[Collected data entries]
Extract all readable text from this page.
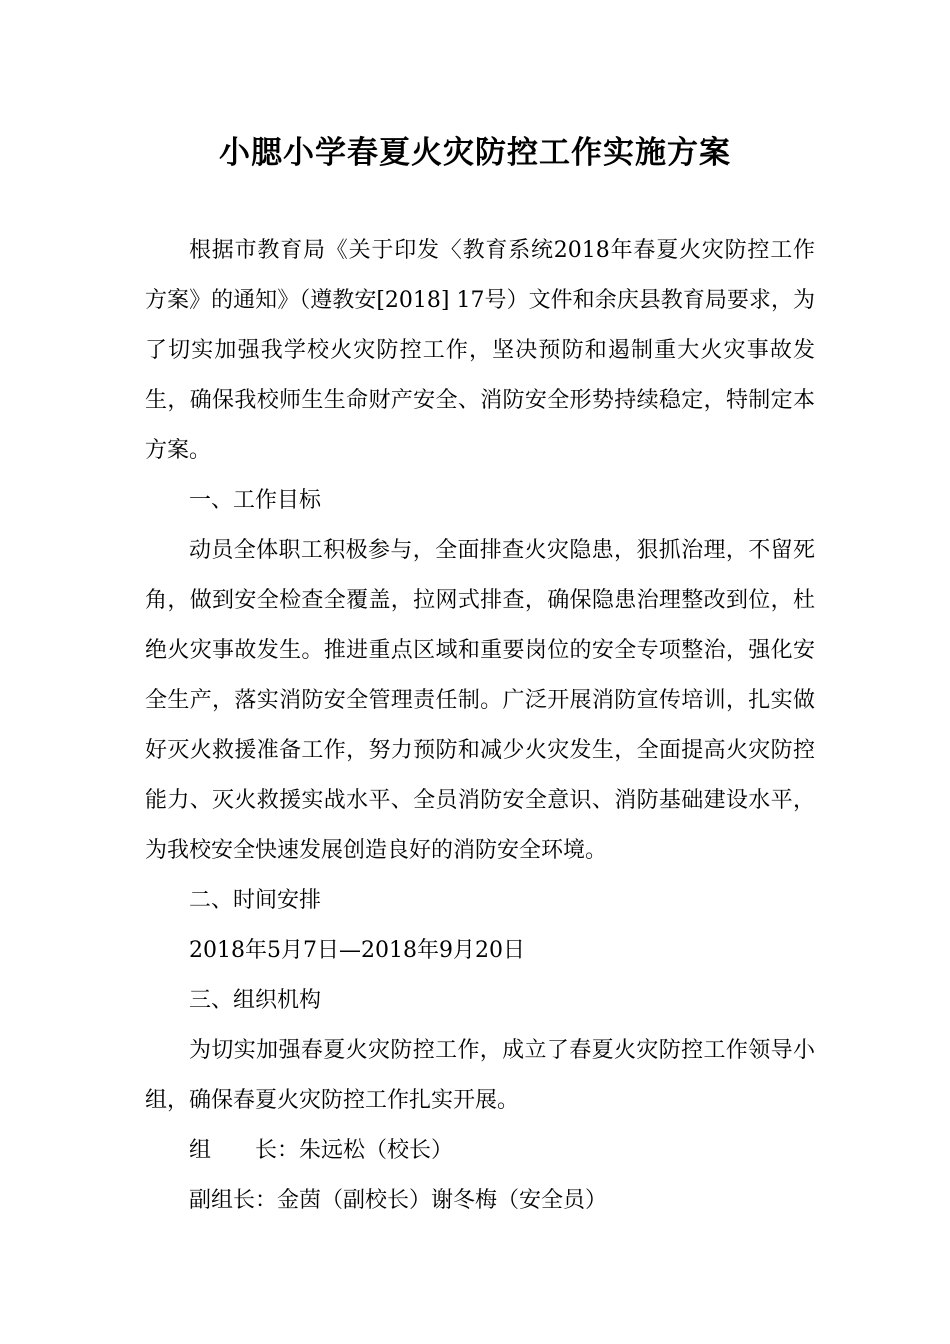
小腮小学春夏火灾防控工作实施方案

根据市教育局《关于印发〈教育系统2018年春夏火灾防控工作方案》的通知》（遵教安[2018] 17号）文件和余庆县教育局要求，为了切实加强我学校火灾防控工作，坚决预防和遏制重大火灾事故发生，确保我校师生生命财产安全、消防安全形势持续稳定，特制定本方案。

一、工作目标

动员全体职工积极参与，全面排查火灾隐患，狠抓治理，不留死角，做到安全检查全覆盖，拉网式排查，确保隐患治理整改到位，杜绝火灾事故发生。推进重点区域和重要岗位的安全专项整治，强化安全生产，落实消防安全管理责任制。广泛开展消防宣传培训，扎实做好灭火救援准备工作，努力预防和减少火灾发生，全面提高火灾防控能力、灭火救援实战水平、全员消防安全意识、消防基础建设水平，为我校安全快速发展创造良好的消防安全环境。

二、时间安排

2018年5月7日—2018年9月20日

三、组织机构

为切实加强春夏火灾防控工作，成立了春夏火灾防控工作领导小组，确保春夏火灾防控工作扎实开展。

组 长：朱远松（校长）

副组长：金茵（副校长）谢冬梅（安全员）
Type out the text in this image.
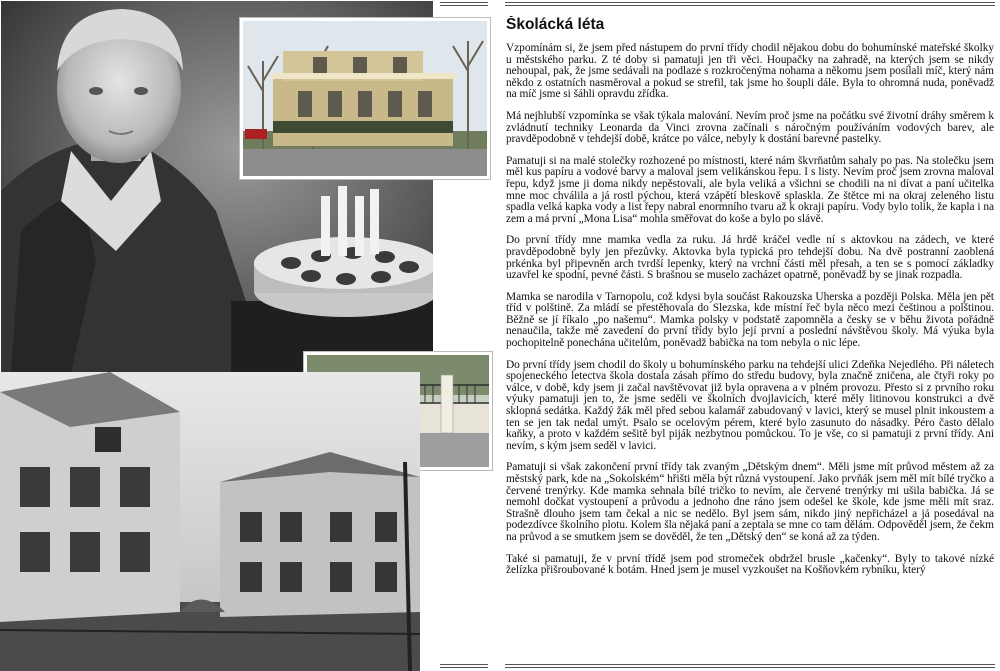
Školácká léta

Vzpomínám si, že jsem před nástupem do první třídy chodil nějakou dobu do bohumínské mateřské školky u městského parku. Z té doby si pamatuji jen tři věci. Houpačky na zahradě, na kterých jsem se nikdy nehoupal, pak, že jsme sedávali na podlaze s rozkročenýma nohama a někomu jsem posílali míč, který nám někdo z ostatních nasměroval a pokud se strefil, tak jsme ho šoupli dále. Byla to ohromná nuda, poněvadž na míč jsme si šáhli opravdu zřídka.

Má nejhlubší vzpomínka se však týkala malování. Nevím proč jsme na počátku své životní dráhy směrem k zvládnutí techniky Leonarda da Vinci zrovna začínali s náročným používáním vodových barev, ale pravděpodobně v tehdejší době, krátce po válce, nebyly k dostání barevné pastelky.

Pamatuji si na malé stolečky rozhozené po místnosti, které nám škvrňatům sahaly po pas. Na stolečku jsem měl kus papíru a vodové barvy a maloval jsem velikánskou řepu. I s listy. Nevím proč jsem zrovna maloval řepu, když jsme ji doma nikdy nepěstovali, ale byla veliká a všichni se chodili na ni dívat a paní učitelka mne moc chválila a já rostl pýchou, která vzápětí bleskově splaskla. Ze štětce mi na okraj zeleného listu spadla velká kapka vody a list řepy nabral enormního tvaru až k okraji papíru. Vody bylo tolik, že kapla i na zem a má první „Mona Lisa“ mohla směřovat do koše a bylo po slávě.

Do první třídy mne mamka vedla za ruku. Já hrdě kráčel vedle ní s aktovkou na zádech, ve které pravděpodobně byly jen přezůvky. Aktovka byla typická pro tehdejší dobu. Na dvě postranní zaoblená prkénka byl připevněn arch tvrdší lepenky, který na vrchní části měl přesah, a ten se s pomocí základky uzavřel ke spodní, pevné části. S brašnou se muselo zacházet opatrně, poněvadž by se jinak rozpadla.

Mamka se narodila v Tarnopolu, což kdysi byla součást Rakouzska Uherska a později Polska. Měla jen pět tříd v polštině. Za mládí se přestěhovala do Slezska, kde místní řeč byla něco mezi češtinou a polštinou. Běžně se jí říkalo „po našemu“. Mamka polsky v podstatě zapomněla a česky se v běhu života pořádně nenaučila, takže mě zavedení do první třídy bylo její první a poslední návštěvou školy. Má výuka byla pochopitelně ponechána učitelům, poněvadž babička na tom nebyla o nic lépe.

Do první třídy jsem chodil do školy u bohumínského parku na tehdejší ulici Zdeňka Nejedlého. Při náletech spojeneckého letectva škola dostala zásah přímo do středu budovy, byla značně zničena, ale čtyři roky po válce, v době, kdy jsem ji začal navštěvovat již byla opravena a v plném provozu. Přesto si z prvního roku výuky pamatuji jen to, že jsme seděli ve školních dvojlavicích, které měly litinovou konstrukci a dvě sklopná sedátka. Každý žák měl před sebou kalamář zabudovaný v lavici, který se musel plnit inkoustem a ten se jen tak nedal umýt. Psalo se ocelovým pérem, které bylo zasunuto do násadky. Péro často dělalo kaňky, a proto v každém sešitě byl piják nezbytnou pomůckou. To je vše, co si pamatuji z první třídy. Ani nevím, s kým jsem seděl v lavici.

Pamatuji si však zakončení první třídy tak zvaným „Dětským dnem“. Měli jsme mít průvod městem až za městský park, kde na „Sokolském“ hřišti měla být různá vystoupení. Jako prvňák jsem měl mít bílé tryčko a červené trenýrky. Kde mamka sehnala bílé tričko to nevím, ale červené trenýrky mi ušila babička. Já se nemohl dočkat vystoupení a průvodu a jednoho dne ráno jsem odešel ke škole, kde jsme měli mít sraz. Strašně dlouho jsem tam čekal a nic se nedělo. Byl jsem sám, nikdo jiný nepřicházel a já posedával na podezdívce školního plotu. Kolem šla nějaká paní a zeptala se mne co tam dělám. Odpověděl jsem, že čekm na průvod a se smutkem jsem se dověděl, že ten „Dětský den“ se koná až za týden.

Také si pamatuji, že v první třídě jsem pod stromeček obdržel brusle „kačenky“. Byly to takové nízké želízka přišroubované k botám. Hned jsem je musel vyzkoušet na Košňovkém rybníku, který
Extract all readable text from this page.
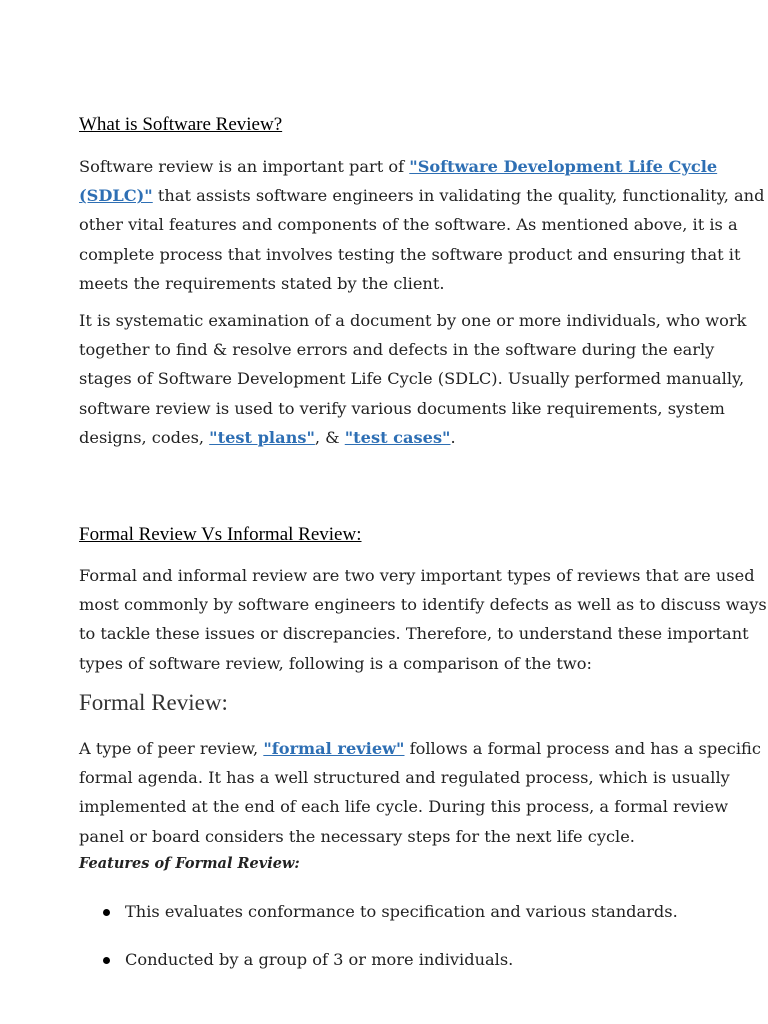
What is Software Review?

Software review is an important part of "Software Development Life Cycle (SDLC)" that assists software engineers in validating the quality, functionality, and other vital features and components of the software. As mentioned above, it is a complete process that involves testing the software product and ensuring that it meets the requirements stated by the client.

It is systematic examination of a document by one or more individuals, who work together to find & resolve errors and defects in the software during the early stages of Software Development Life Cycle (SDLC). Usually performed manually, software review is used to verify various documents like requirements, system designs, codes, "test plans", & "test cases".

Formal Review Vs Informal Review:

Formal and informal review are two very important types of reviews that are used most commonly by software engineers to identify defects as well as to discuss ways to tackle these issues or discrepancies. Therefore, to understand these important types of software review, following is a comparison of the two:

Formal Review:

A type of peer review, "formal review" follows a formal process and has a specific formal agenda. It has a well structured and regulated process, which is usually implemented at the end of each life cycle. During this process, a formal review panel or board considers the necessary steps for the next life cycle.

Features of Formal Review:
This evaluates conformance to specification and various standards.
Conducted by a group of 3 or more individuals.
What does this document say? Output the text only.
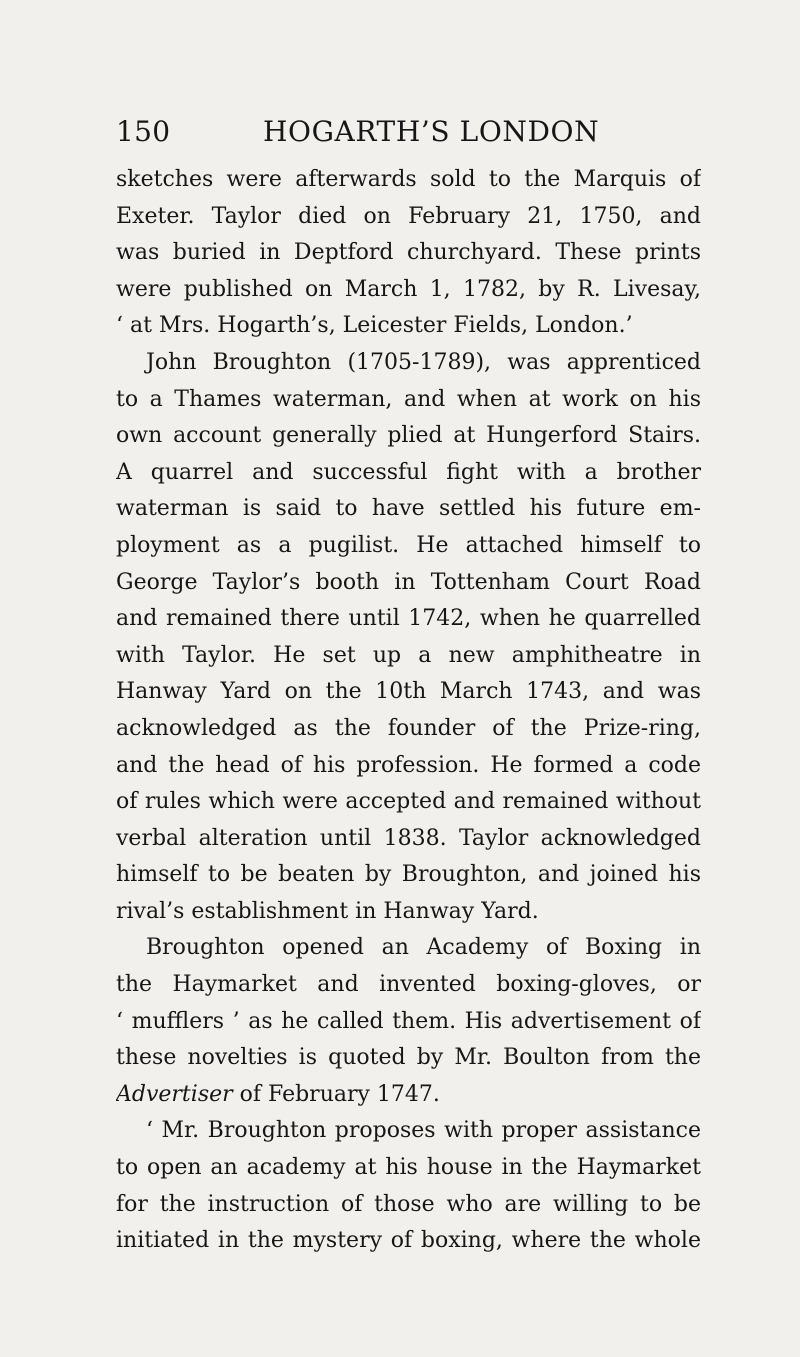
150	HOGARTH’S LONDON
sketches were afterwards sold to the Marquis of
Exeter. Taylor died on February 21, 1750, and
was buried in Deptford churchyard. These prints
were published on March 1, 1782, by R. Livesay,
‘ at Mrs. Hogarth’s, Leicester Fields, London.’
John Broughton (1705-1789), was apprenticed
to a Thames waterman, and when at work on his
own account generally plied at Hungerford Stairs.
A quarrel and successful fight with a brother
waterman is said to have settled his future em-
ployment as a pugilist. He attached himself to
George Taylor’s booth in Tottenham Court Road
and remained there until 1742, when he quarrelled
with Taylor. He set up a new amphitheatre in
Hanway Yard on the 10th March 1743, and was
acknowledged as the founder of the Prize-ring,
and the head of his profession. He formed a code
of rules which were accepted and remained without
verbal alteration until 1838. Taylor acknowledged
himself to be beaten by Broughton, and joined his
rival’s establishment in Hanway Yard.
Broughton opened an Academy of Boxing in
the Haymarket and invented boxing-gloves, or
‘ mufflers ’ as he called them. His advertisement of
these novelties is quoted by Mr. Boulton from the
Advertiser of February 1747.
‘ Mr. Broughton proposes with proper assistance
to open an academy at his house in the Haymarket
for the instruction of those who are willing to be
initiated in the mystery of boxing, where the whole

• [Written request]: Filter the listing above for the string "babička" and copy every matching line.

• [Task response]:
Mamka se narodila v Tarnopolu, což kdysi byla součást Rakouzska Uherska a později Polska. Měla jen pět tříd v polštině. Za mládí se přestěhovala do Slezska, kde místní řeč byla něco mezi češtinou a polštinou. Běžně se jí říkalo „po našemu“. Mamka polsky v podstatě zapomněla a česky se v běhu života pořádně nenaučila, takže mě zavedení do první třídy bylo její první a poslední návštěvou školy. Má výuka byla pochopitelně ponechána učitelům, poněvadž babička na tom nebyla o nic lépe.
Pamatuji si však zakončení první třídy tak zvaným „Dětským dnem“. Měli jsme mít průvod městem až za městský park, kde na „Sokolském“ hřišti měla být různá vystoupení. Jako prvňák jsem měl mít bílé tryčko a červené trenýrky. Kde mamka sehnala bílé tričko to nevím, ale červené trenýrky mi ušila babička. Já se nemohl dočkat vystoupení a průvodu a jednoho dne ráno jsem odešel ke škole, kde jsme měli mít sraz. Strašně dlouho jsem tam čekal a nic se nedělo. Byl jsem sám, nikdo jiný nepřicházel a já posedával na podezdívce školního plotu. Kolem šla nějaká paní a zeptala se mne co tam dělám. Odpověděl jsem, že čekm na průvod a se smutkem jsem se dověděl, že ten „Dětský den“ se koná až za týden.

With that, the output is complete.